Using the listing below, select the lines with the word "text" and copy them.

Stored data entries
begin
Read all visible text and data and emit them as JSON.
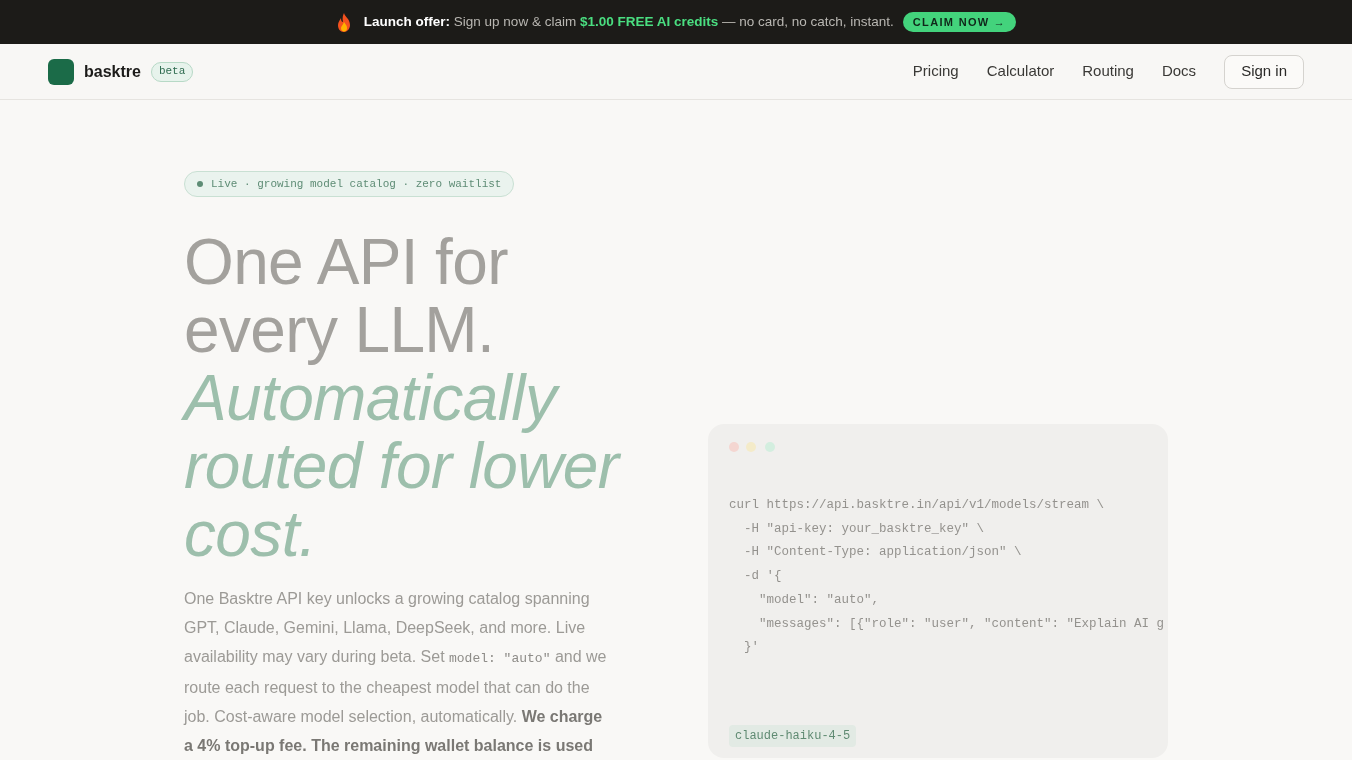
{
  "banner": {
    "message": [
      {
        "kind": "lead",
        "text": "Launch offer:"
      },
      {
        "kind": "plain",
        "text": "Sign up now & claim"
      },
      {
        "kind": "highlight",
        "text": "$1.00 FREE AI credits"
      },
      {
        "kind": "plain",
        "text": "— no card, no catch, instant."
      }
    ],
    "button": "CLAIM NOW →"
  },
  "nav": {
    "brand": "basktre",
    "badge": "beta",
    "links": [
      "Pricing",
      "Calculator",
      "Routing",
      "Docs"
    ],
    "sign_in": "Sign in"
  },
  "hero": {
    "status_badge": "Live · growing model catalog · zero waitlist",
    "headline": "One API for every LLM.",
    "headline_accent": "Automatically routed for lower cost.",
    "intro": [
      {
        "kind": "text",
        "text": "One Basktre API key unlocks a growing catalog spanning GPT, Claude, Gemini, Llama, DeepSeek, and more. Live availability may vary during beta. Set "
      },
      {
        "kind": "code",
        "text": "model: \"auto\""
      },
      {
        "kind": "text",
        "text": " and we route each request to the cheapest model that can do the job. Cost-aware model selection, automatically. **We charge a 4% top-up fee. The remaining wallet balance is used**"
      }
    ]
  },
  "code_window": {
    "lines": [
      "curl https://api.basktre.in/api/v1/models/stream \\",
      "  -H \"api-key: your_basktre_key\" \\",
      "  -H \"Content-Type: application/json\" \\",
      "  -d '{",
      "    \"model\": \"auto\",",
      "    \"messages\": [{\"role\": \"user\", \"content\": \"Explain AI g",
      "  }'"
    ],
    "model_tag": "claude-haiku-4-5"
  }
}
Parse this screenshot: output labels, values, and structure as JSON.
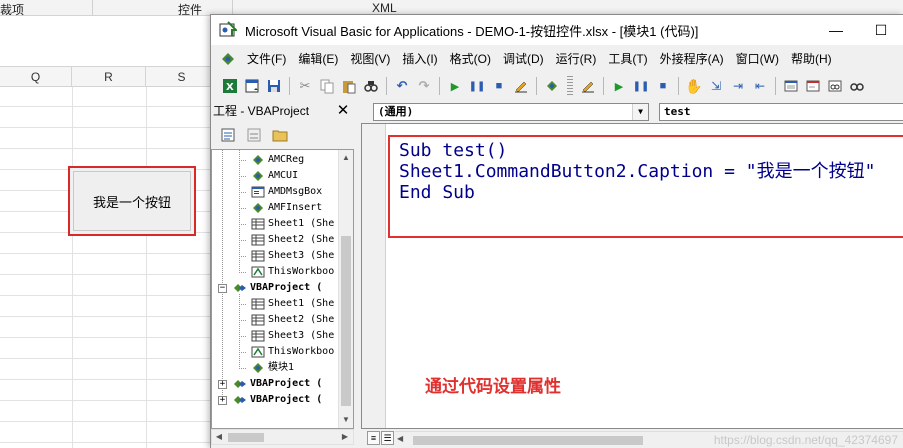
{
  "excel": {
    "ribbon_left_label": "裁项",
    "ribbon_mid_label": "控件",
    "ribbon_right_label": "XML",
    "columns": [
      "Q",
      "R",
      "S"
    ],
    "sheet_button_label": "我是一个按钮"
  },
  "vba": {
    "title": "Microsoft Visual Basic for Applications - DEMO-1-按钮控件.xlsx - [模块1 (代码)]",
    "minimize_label": "—",
    "maximize_label": "☐",
    "menu": [
      "文件(F)",
      "编辑(E)",
      "视图(V)",
      "插入(I)",
      "格式(O)",
      "调试(D)",
      "运行(R)",
      "工具(T)",
      "外接程序(A)",
      "窗口(W)",
      "帮助(H)"
    ],
    "project": {
      "title": "工程 - VBAProject",
      "close_label": "✕",
      "tree": [
        {
          "label": "AMCReg",
          "icon": "module-icon"
        },
        {
          "label": "AMCUI",
          "icon": "module-icon"
        },
        {
          "label": "AMDMsgBox",
          "icon": "form-icon"
        },
        {
          "label": "AMFInsert",
          "icon": "module-icon"
        },
        {
          "label": "Sheet1 (She",
          "icon": "sheet-icon"
        },
        {
          "label": "Sheet2 (She",
          "icon": "sheet-icon"
        },
        {
          "label": "Sheet3 (She",
          "icon": "sheet-icon"
        },
        {
          "label": "ThisWorkboo",
          "icon": "workbook-icon"
        },
        {
          "label": "VBAProject (",
          "icon": "project-icon"
        },
        {
          "label": "Sheet1 (She",
          "icon": "sheet-icon"
        },
        {
          "label": "Sheet2 (She",
          "icon": "sheet-icon"
        },
        {
          "label": "Sheet3 (She",
          "icon": "sheet-icon"
        },
        {
          "label": "ThisWorkboo",
          "icon": "workbook-icon"
        },
        {
          "label": "模块1",
          "icon": "module-icon"
        },
        {
          "label": "VBAProject (",
          "icon": "project-icon"
        },
        {
          "label": "VBAProject (",
          "icon": "project-icon"
        }
      ]
    },
    "code": {
      "object_combo": "(通用)",
      "proc_combo": "test",
      "lines": [
        {
          "kw1": "Sub",
          "rest": " test()"
        },
        {
          "text": "Sheet1.CommandButton2.Caption = \"我是一个按钮\""
        },
        {
          "kw1": "End Sub",
          "rest": ""
        }
      ],
      "annotation": "通过代码设置属性"
    },
    "watermark": "https://blog.csdn.net/qq_42374697"
  }
}
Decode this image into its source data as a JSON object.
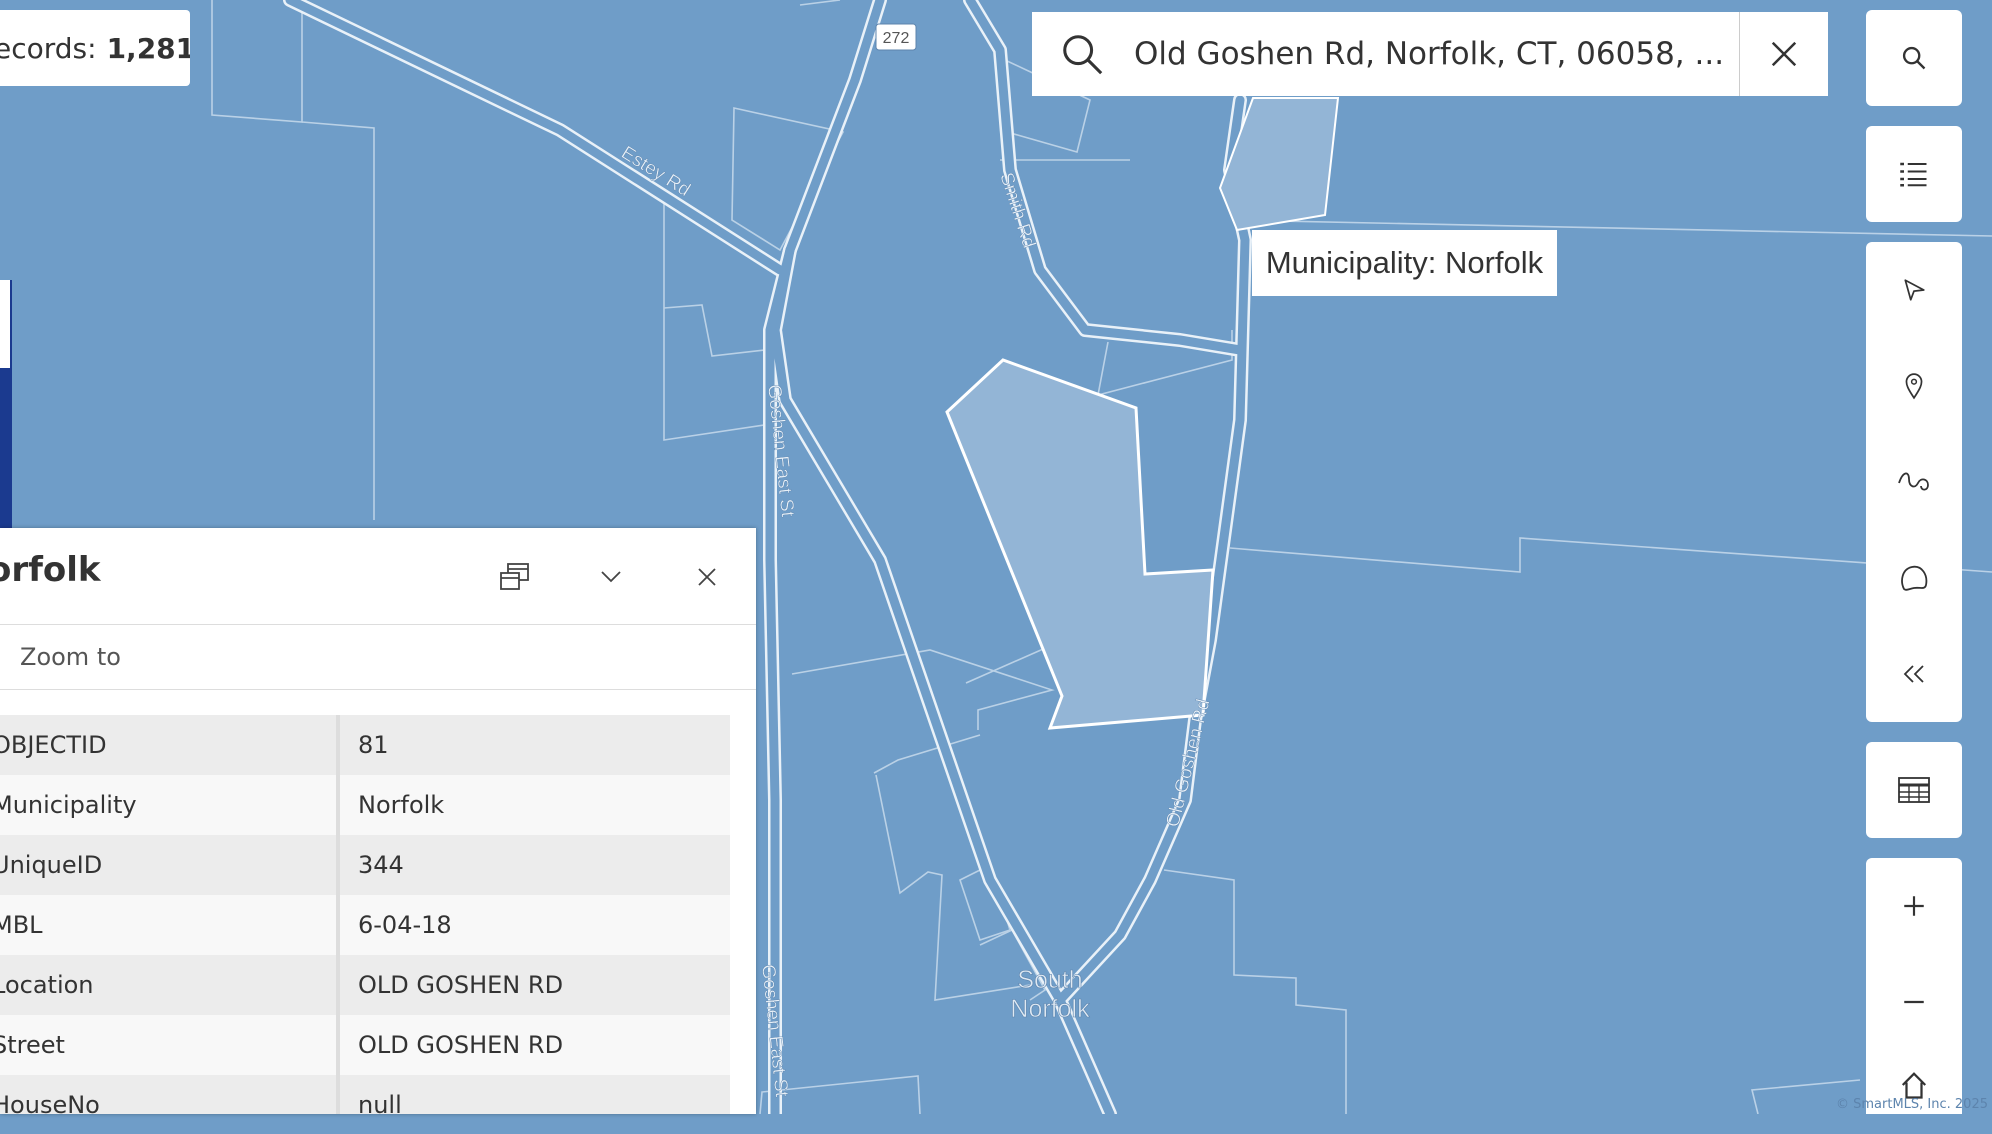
{
  "records": {
    "label": "ecords:",
    "count": "1,281"
  },
  "search": {
    "value": "Old Goshen Rd, Norfolk, CT, 06058, ..."
  },
  "tooltip": "Municipality: Norfolk",
  "map_labels": {
    "route": "272",
    "estey": "Estey Rd",
    "smith": "Smith Rd",
    "goshen_east_1": "Goshen East St",
    "goshen_east_2": "Goshen East St",
    "old_goshen": "Old Goshen Rd",
    "south": "South",
    "norfolk": "Norfolk"
  },
  "popup": {
    "title": "orfolk",
    "zoom_label": "Zoom to",
    "rows": [
      {
        "key": "OBJECTID",
        "value": "81"
      },
      {
        "key": "Municipality",
        "value": "Norfolk"
      },
      {
        "key": "UniqueID",
        "value": "344"
      },
      {
        "key": "MBL",
        "value": "6-04-18"
      },
      {
        "key": "Location",
        "value": "OLD GOSHEN RD"
      },
      {
        "key": "Street",
        "value": "OLD GOSHEN RD"
      },
      {
        "key": "HouseNo",
        "value": "null"
      }
    ]
  },
  "copyright": "© SmartMLS, Inc. 2025",
  "colors": {
    "map_bg": "#6f9dc8",
    "parcel_fill": "#93b5d6",
    "accent_strip": "#1b3a8f"
  }
}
end
■ **The solution**:
Read all visible text and data and emit them as JSON.
        "text": "Launch offer:"
        "text": "Sign up now & claim"
        "text": "$1.00 FREE AI credits"
        "text": "— no card, no catch, instant."
        "kind": "text",
        "text": "One Basktre API key unlocks a growing catalog spanning GPT, Claude, Gemini, Llama, DeepSeek, and more. Live availability may vary during beta. Set "
        "text": "model: \"auto\""
        "kind": "text",
        "text": " and we route each request to the cheapest model that can do the job. Cost-aware model selection, automatically. **We charge a 4% top-up fee. The remaining wallet balance is used**"
          "text": "Sheet1.CommandButton2.Caption = \"我是一个按钮\""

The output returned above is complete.